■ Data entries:
>>

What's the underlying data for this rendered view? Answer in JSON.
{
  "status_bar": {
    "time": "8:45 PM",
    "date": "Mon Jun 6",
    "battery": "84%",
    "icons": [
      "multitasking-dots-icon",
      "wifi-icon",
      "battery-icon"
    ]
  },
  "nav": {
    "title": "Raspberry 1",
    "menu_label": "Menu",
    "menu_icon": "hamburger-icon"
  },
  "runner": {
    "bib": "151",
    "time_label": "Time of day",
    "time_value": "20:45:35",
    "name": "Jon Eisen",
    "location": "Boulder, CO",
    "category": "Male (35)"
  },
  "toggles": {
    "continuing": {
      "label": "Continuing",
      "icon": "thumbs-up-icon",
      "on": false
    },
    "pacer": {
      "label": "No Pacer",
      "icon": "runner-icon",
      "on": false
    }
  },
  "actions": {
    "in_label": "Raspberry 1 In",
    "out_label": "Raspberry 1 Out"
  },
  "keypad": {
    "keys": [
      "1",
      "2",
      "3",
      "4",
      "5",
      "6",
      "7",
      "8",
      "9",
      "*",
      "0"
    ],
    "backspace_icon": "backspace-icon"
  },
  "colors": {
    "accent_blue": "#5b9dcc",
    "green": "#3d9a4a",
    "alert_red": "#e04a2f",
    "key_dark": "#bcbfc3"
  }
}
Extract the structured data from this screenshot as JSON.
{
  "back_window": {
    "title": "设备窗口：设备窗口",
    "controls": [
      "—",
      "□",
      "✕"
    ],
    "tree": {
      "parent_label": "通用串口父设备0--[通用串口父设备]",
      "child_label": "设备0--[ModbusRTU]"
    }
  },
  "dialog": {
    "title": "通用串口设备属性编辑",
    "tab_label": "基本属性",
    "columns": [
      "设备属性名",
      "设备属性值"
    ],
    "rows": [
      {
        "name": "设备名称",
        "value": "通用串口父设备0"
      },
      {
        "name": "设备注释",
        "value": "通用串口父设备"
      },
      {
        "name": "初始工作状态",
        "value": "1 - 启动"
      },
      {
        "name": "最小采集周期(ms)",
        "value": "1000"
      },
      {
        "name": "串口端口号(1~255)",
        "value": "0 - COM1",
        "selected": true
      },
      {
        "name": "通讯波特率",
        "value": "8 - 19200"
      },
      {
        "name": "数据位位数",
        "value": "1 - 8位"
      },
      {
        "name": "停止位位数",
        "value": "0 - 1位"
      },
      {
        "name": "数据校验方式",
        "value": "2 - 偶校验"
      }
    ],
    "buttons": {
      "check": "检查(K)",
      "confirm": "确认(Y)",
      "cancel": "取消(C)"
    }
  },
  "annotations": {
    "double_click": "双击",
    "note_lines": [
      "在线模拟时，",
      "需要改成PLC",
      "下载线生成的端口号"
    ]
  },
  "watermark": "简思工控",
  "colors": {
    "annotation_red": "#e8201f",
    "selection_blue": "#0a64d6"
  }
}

<<

■ Given exercise:
Quote all the records exactly, please, leaving none out.

■ Full answer:
What's the underlying data for this rendered view? Answer in JSON.
{
  "status_bar": {
    "time": "8:45 PM",
    "date": "Mon Jun 6",
    "battery": "84%",
    "icons": [
      "multitasking-dots-icon",
      "wifi-icon",
      "battery-icon"
    ]
  },
  "nav": {
    "title": "Raspberry 1",
    "menu_label": "Menu",
    "menu_icon": "hamburger-icon"
  },
  "runner": {
    "bib": "151",
    "time_label": "Time of day",
    "time_value": "20:45:35",
    "name": "Jon Eisen",
    "location": "Boulder, CO",
    "category": "Male (35)"
  },
  "toggles": {
    "continuing": {
      "label": "Continuing",
      "icon": "thumbs-up-icon",
      "on": false
    },
    "pacer": {
      "label": "No Pacer",
      "icon": "runner-icon",
      "on": false
    }
  },
  "actions": {
    "in_label": "Raspberry 1 In",
    "out_label": "Raspberry 1 Out"
  },
  "keypad": {
    "keys": [
      "1",
      "2",
      "3",
      "4",
      "5",
      "6",
      "7",
      "8",
      "9",
      "*",
      "0"
    ],
    "backspace_icon": "backspace-icon"
  },
  "colors": {
    "accent_blue": "#5b9dcc",
    "green": "#3d9a4a",
    "alert_red": "#e04a2f",
    "key_dark": "#bcbfc3"
  }
}
Extract the structured data from this screenshot as JSON.
{
  "back_window": {
    "title": "设备窗口：设备窗口",
    "controls": [
      "—",
      "□",
      "✕"
    ],
    "tree": {
      "parent_label": "通用串口父设备0--[通用串口父设备]",
      "child_label": "设备0--[ModbusRTU]"
    }
  },
  "dialog": {
    "title": "通用串口设备属性编辑",
    "tab_label": "基本属性",
    "columns": [
      "设备属性名",
      "设备属性值"
    ],
    "rows": [
      {
        "name": "设备名称",
        "value": "通用串口父设备0"
      },
      {
        "name": "设备注释",
        "value": "通用串口父设备"
      },
      {
        "name": "初始工作状态",
        "value": "1 - 启动"
      },
      {
        "name": "最小采集周期(ms)",
        "value": "1000"
      },
      {
        "name": "串口端口号(1~255)",
        "value": "0 - COM1",
        "selected": true
      },
      {
        "name": "通讯波特率",
        "value": "8 - 19200"
      },
      {
        "name": "数据位位数",
        "value": "1 - 8位"
      },
      {
        "name": "停止位位数",
        "value": "0 - 1位"
      },
      {
        "name": "数据校验方式",
        "value": "2 - 偶校验"
      }
    ],
    "buttons": {
      "check": "检查(K)",
      "confirm": "确认(Y)",
      "cancel": "取消(C)"
    }
  },
  "annotations": {
    "double_click": "双击",
    "note_lines": [
      "在线模拟时，",
      "需要改成PLC",
      "下载线生成的端口号"
    ]
  },
  "watermark": "简思工控",
  "colors": {
    "annotation_red": "#e8201f",
    "selection_blue": "#0a64d6"
  }
}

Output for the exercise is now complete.